● WHAT IS EXPECTED:
Return all lines in the material below that contain "CONCRETE".

● STORED RECORDS:
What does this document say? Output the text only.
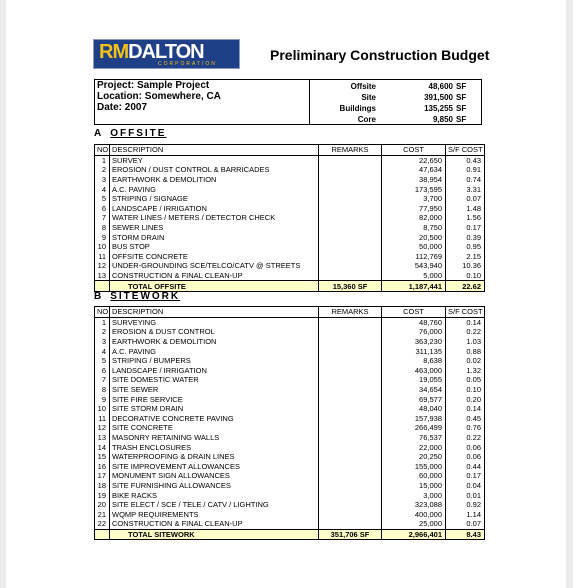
RMDALTON
CORPORATION
Preliminary Construction Budget
Project: Sample Project
Location: Somewhere, CA
Date: 2007
Offsite	48,600 SF
Site	391,500 SF
Buildings	135,255 SF
Core	9,850 SF
A OFFSITE
NO	DESCRIPTION	REMARKS	COST	S/F COST
1	SURVEY		22,650	0.43
2	EROSION / DUST CONTROL & BARRICADES		47,634	0.91
3	EARTHWORK & DEMOLITION		38,954	0.74
4	A.C. PAVING		173,595	3.31
5	STRIPING / SIGNAGE		3,700	0.07
6	LANDSCAPE / IRRIGATION		77,950	1.48
7	WATER LINES / METERS / DETECTOR CHECK		82,000	1.56
8	SEWER LINES		8,750	0.17
9	STORM DRAIN		20,500	0.39
10	BUS STOP		50,000	0.95
11	OFFSITE CONCRETE		112,769	2.15
12	UNDER-GROUNDING SCE/TELCO/CATV @ STREETS		543,940	10.36
13	CONSTRUCTION & FINAL CLEAN-UP		5,000	0.10
	TOTAL OFFSITE	15,360 SF	1,187,441	22.62
B SITEWORK
NO	DESCRIPTION	REMARKS	COST	S/F COST
1	SURVEYING		48,760	0.14
2	EROSION & DUST CONTROL		76,000	0.22
3	EARTHWORK & DEMOLITION		363,230	1.03
4	A.C. PAVING		311,135	0.88
5	STRIPING / BUMPERS		8,638	0.02
6	LANDSCAPE / IRRIGATION		463,000	1.32
7	SITE DOMESTIC WATER		19,055	0.05
8	SITE SEWER		34,654	0.10
9	SITE FIRE SERVICE		69,577	0.20
10	SITE STORM DRAIN		48,040	0.14
11	DECORATIVE CONCRETE PAVING		157,938	0.45
12	SITE CONCRETE		266,499	0.76
13	MASONRY RETAINING WALLS		76,537	0.22
14	TRASH ENCLOSURES		22,000	0.06
15	WATERPROOFING & DRAIN LINES		20,250	0.06
16	SITE IMPROVEMENT ALLOWANCES		155,000	0.44
17	MONUMENT SIGN ALLOWANCES		60,000	0.17
18	SITE FURNISHING ALLOWANCES		15,000	0.04
19	BIKE RACKS		3,000	0.01
20	SITE ELECT / SCE / TELE / CATV / LIGHTING		323,088	0.92
21	WQMP REQUIREMENTS		400,000	1.14
22	CONSTRUCTION & FINAL CLEAN-UP		25,000	0.07
	TOTAL SITEWORK	351,706 SF	2,966,401	8.43
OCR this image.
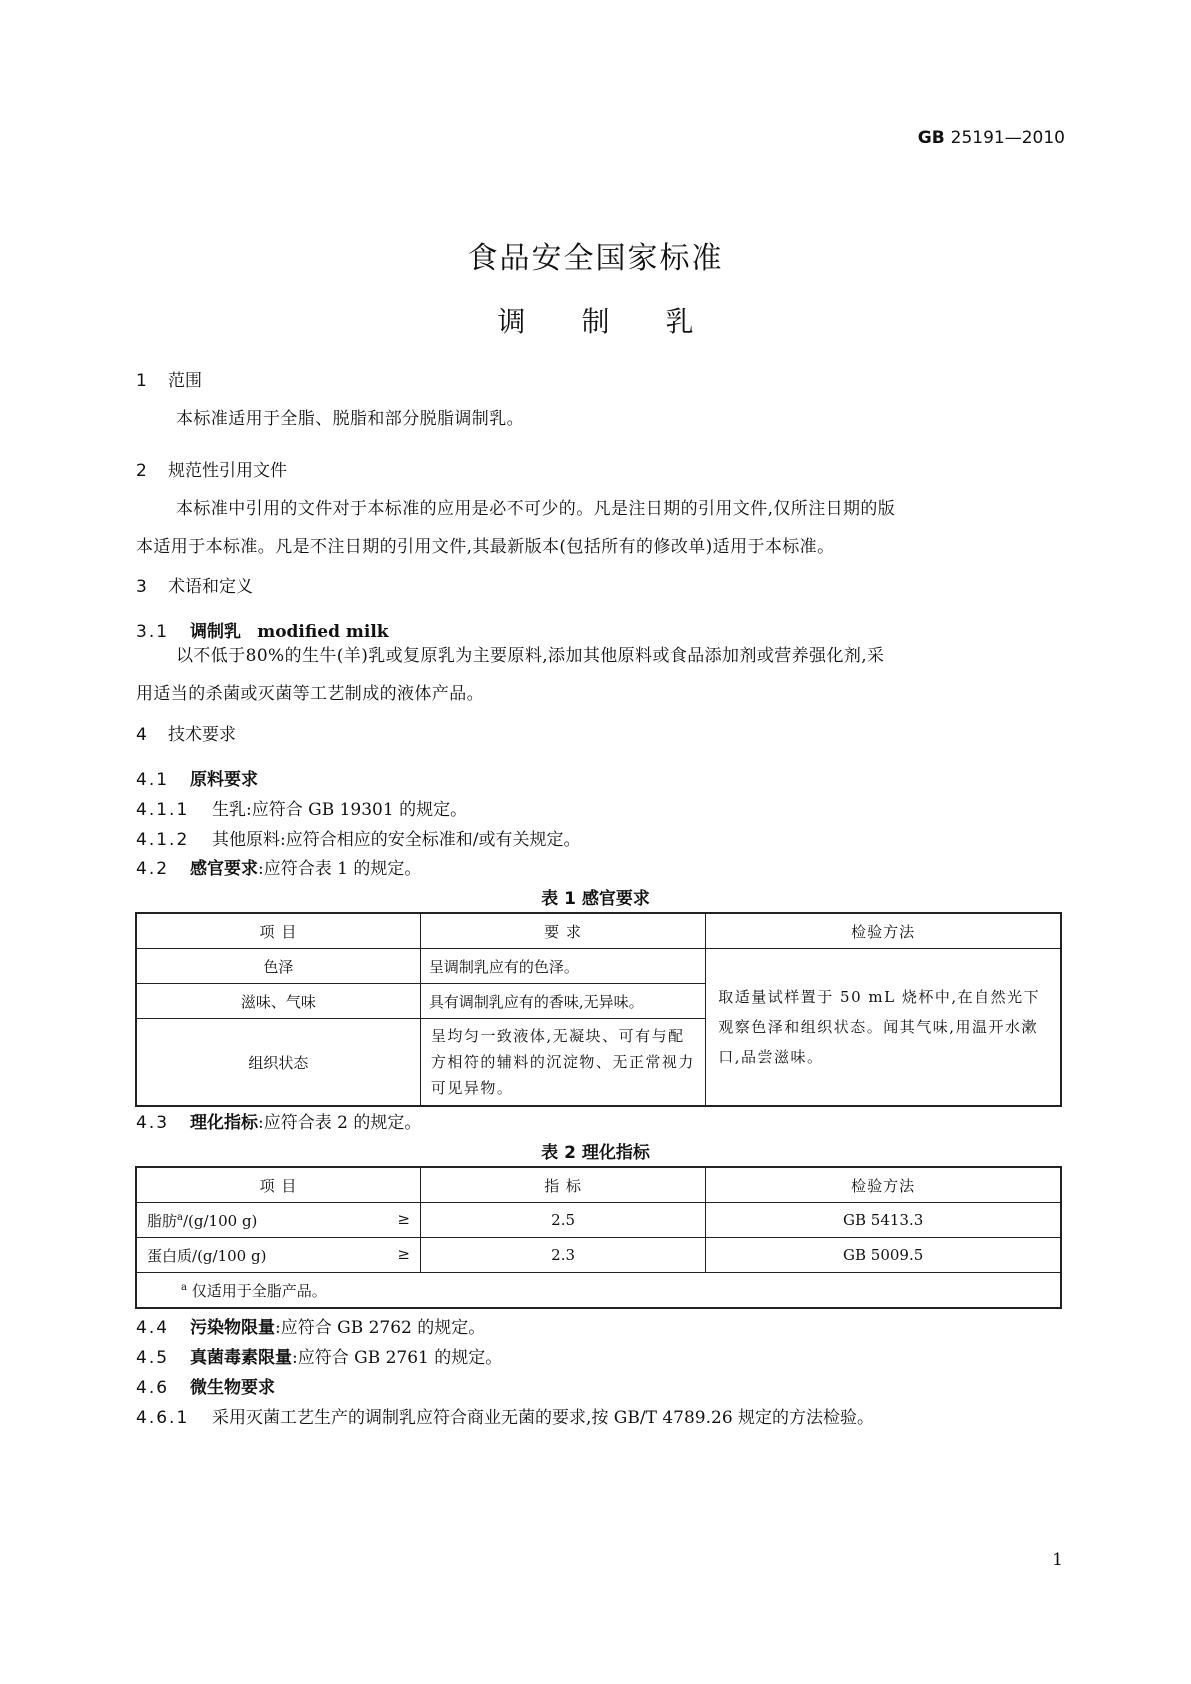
GB 25191—2010
食品安全国家标准
调 制 乳
1 范围
本标准适用于全脂、脱脂和部分脱脂调制乳。
2 规范性引用文件
本标准中引用的文件对于本标准的应用是必不可少的。凡是注日期的引用文件,仅所注日期的版
本适用于本标准。凡是不注日期的引用文件,其最新版本(包括所有的修改单)适用于本标准。
3 术语和定义
3.1 调制乳 modified milk
以不低于80%的生牛(羊)乳或复原乳为主要原料,添加其他原料或食品添加剂或营养强化剂,采
用适当的杀菌或灭菌等工艺制成的液体产品。
4 技术要求
4.1 原料要求
4.1.1 生乳:应符合 GB 19301 的规定。
4.1.2 其他原料:应符合相应的安全标准和/或有关规定。
4.2 感官要求:应符合表 1 的规定。
表 1 感官要求
项 目	要 求	检验方法
色泽	呈调制乳应有的色泽。	取适量试样置于 50 mL 烧杯中,在自然光下观察色泽和组织状态。闻其气味,用温开水漱口,品尝滋味。
滋味、气味	具有调制乳应有的香味,无异味。	
组织状态	呈均匀一致液体,无凝块、可有与配方相符的辅料的沉淀物、无正常视力可见异物。	
4.3 理化指标:应符合表 2 的规定。
表 2 理化指标
项 目	指 标	检验方法
脂肪$^a$/(g/100 g) ≥	2.5	GB 5413.3
蛋白质/(g/100 g) ≥	2.3	GB 5009.5
$^a$ 仅适用于全脂产品。		
4.4 污染物限量:应符合 GB 2762 的规定。
4.5 真菌毒素限量:应符合 GB 2761 的规定。
4.6 微生物要求
4.6.1 采用灭菌工艺生产的调制乳应符合商业无菌的要求,按 GB/T 4789.26 规定的方法检验。
1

● FINAL RESULT:
11	OFFSITE CONCRETE		112,769	2.15
11	DECORATIVE CONCRETE PAVING		157,938	0.45
12	SITE CONCRETE		266,499	0.76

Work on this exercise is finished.